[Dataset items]
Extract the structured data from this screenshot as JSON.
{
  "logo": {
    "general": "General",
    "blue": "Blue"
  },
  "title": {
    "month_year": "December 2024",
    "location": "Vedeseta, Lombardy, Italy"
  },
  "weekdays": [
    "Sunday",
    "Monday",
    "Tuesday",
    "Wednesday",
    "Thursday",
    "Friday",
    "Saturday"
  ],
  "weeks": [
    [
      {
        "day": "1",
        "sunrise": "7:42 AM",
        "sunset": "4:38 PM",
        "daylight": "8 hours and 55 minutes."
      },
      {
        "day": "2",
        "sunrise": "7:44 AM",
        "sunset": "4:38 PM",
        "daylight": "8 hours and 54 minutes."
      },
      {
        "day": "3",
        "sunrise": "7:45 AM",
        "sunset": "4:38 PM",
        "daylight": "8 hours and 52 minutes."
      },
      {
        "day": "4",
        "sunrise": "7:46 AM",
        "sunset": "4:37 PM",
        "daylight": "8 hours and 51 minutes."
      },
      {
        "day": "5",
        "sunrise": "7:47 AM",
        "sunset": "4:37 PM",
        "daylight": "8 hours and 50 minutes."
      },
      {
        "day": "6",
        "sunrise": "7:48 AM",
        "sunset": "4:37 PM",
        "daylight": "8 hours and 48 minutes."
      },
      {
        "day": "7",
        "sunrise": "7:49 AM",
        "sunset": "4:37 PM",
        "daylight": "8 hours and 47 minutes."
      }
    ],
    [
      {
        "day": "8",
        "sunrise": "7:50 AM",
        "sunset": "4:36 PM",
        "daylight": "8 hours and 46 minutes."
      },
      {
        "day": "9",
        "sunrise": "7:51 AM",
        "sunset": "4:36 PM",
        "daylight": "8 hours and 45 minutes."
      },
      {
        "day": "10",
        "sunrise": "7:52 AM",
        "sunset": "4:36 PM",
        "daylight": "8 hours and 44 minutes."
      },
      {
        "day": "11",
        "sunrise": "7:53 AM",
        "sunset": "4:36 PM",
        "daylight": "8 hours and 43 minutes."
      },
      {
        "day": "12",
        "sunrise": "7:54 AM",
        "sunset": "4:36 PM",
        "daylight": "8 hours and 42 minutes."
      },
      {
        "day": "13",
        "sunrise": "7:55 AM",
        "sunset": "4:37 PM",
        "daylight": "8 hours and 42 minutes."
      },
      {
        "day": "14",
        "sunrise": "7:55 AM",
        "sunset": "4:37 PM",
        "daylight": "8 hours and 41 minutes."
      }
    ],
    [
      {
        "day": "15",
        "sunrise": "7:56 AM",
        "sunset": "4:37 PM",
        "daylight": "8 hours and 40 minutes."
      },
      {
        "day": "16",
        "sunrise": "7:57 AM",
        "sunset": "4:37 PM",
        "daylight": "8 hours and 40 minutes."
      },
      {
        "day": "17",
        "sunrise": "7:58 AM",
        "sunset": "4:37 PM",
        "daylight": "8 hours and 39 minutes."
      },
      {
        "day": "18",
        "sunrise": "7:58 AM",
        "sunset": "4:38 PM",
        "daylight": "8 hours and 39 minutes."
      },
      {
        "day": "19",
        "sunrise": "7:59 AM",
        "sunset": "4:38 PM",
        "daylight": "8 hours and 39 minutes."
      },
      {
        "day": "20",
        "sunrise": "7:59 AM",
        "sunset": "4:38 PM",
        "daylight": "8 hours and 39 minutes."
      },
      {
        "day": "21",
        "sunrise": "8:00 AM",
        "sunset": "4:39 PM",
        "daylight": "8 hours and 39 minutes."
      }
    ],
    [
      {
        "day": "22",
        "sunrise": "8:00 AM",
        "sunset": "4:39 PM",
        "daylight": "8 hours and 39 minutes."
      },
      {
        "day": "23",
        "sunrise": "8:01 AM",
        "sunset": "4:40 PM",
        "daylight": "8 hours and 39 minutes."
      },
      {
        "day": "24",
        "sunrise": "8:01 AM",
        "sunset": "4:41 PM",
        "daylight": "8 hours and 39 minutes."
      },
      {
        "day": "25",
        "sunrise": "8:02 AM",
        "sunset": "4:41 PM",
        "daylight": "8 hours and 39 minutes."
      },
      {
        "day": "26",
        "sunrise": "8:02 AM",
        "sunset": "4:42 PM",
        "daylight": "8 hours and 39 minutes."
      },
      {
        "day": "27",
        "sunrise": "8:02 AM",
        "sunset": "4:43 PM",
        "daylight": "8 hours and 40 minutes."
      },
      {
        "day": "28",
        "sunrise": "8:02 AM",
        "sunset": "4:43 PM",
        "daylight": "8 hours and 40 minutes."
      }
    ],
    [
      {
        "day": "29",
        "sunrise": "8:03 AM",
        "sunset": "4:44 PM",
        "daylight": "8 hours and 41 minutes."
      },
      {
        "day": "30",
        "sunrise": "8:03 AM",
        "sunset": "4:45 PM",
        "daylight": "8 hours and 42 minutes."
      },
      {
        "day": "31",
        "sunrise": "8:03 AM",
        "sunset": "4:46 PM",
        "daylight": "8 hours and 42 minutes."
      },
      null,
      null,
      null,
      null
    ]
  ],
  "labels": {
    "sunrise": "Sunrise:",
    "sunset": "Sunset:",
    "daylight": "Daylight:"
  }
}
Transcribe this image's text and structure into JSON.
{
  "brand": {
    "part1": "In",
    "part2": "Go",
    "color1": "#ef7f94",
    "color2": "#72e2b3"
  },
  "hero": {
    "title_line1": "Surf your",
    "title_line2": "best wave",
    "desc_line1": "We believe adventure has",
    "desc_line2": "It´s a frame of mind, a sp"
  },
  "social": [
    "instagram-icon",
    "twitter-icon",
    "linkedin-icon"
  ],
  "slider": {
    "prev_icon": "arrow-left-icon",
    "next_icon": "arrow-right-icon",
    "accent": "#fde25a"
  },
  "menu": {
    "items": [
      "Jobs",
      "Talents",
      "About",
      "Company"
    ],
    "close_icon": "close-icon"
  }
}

- _YOUR OBJECTIVE_
Exactly as written above, please repeat the entries.

- _OUTPUT FOR THIS TASK_
Extract the structured data from this screenshot as JSON.
{
  "logo": {
    "general": "General",
    "blue": "Blue"
  },
  "title": {
    "month_year": "December 2024",
    "location": "Vedeseta, Lombardy, Italy"
  },
  "weekdays": [
    "Sunday",
    "Monday",
    "Tuesday",
    "Wednesday",
    "Thursday",
    "Friday",
    "Saturday"
  ],
  "weeks": [
    [
      {
        "day": "1",
        "sunrise": "7:42 AM",
        "sunset": "4:38 PM",
        "daylight": "8 hours and 55 minutes."
      },
      {
        "day": "2",
        "sunrise": "7:44 AM",
        "sunset": "4:38 PM",
        "daylight": "8 hours and 54 minutes."
      },
      {
        "day": "3",
        "sunrise": "7:45 AM",
        "sunset": "4:38 PM",
        "daylight": "8 hours and 52 minutes."
      },
      {
        "day": "4",
        "sunrise": "7:46 AM",
        "sunset": "4:37 PM",
        "daylight": "8 hours and 51 minutes."
      },
      {
        "day": "5",
        "sunrise": "7:47 AM",
        "sunset": "4:37 PM",
        "daylight": "8 hours and 50 minutes."
      },
      {
        "day": "6",
        "sunrise": "7:48 AM",
        "sunset": "4:37 PM",
        "daylight": "8 hours and 48 minutes."
      },
      {
        "day": "7",
        "sunrise": "7:49 AM",
        "sunset": "4:37 PM",
        "daylight": "8 hours and 47 minutes."
      }
    ],
    [
      {
        "day": "8",
        "sunrise": "7:50 AM",
        "sunset": "4:36 PM",
        "daylight": "8 hours and 46 minutes."
      },
      {
        "day": "9",
        "sunrise": "7:51 AM",
        "sunset": "4:36 PM",
        "daylight": "8 hours and 45 minutes."
      },
      {
        "day": "10",
        "sunrise": "7:52 AM",
        "sunset": "4:36 PM",
        "daylight": "8 hours and 44 minutes."
      },
      {
        "day": "11",
        "sunrise": "7:53 AM",
        "sunset": "4:36 PM",
        "daylight": "8 hours and 43 minutes."
      },
      {
        "day": "12",
        "sunrise": "7:54 AM",
        "sunset": "4:36 PM",
        "daylight": "8 hours and 42 minutes."
      },
      {
        "day": "13",
        "sunrise": "7:55 AM",
        "sunset": "4:37 PM",
        "daylight": "8 hours and 42 minutes."
      },
      {
        "day": "14",
        "sunrise": "7:55 AM",
        "sunset": "4:37 PM",
        "daylight": "8 hours and 41 minutes."
      }
    ],
    [
      {
        "day": "15",
        "sunrise": "7:56 AM",
        "sunset": "4:37 PM",
        "daylight": "8 hours and 40 minutes."
      },
      {
        "day": "16",
        "sunrise": "7:57 AM",
        "sunset": "4:37 PM",
        "daylight": "8 hours and 40 minutes."
      },
      {
        "day": "17",
        "sunrise": "7:58 AM",
        "sunset": "4:37 PM",
        "daylight": "8 hours and 39 minutes."
      },
      {
        "day": "18",
        "sunrise": "7:58 AM",
        "sunset": "4:38 PM",
        "daylight": "8 hours and 39 minutes."
      },
      {
        "day": "19",
        "sunrise": "7:59 AM",
        "sunset": "4:38 PM",
        "daylight": "8 hours and 39 minutes."
      },
      {
        "day": "20",
        "sunrise": "7:59 AM",
        "sunset": "4:38 PM",
        "daylight": "8 hours and 39 minutes."
      },
      {
        "day": "21",
        "sunrise": "8:00 AM",
        "sunset": "4:39 PM",
        "daylight": "8 hours and 39 minutes."
      }
    ],
    [
      {
        "day": "22",
        "sunrise": "8:00 AM",
        "sunset": "4:39 PM",
        "daylight": "8 hours and 39 minutes."
      },
      {
        "day": "23",
        "sunrise": "8:01 AM",
        "sunset": "4:40 PM",
        "daylight": "8 hours and 39 minutes."
      },
      {
        "day": "24",
        "sunrise": "8:01 AM",
        "sunset": "4:41 PM",
        "daylight": "8 hours and 39 minutes."
      },
      {
        "day": "25",
        "sunrise": "8:02 AM",
        "sunset": "4:41 PM",
        "daylight": "8 hours and 39 minutes."
      },
      {
        "day": "26",
        "sunrise": "8:02 AM",
        "sunset": "4:42 PM",
        "daylight": "8 hours and 39 minutes."
      },
      {
        "day": "27",
        "sunrise": "8:02 AM",
        "sunset": "4:43 PM",
        "daylight": "8 hours and 40 minutes."
      },
      {
        "day": "28",
        "sunrise": "8:02 AM",
        "sunset": "4:43 PM",
        "daylight": "8 hours and 40 minutes."
      }
    ],
    [
      {
        "day": "29",
        "sunrise": "8:03 AM",
        "sunset": "4:44 PM",
        "daylight": "8 hours and 41 minutes."
      },
      {
        "day": "30",
        "sunrise": "8:03 AM",
        "sunset": "4:45 PM",
        "daylight": "8 hours and 42 minutes."
      },
      {
        "day": "31",
        "sunrise": "8:03 AM",
        "sunset": "4:46 PM",
        "daylight": "8 hours and 42 minutes."
      },
      null,
      null,
      null,
      null
    ]
  ],
  "labels": {
    "sunrise": "Sunrise:",
    "sunset": "Sunset:",
    "daylight": "Daylight:"
  }
}
Transcribe this image's text and structure into JSON.
{
  "brand": {
    "part1": "In",
    "part2": "Go",
    "color1": "#ef7f94",
    "color2": "#72e2b3"
  },
  "hero": {
    "title_line1": "Surf your",
    "title_line2": "best wave",
    "desc_line1": "We believe adventure has",
    "desc_line2": "It´s a frame of mind, a sp"
  },
  "social": [
    "instagram-icon",
    "twitter-icon",
    "linkedin-icon"
  ],
  "slider": {
    "prev_icon": "arrow-left-icon",
    "next_icon": "arrow-right-icon",
    "accent": "#fde25a"
  },
  "menu": {
    "items": [
      "Jobs",
      "Talents",
      "About",
      "Company"
    ],
    "close_icon": "close-icon"
  }
}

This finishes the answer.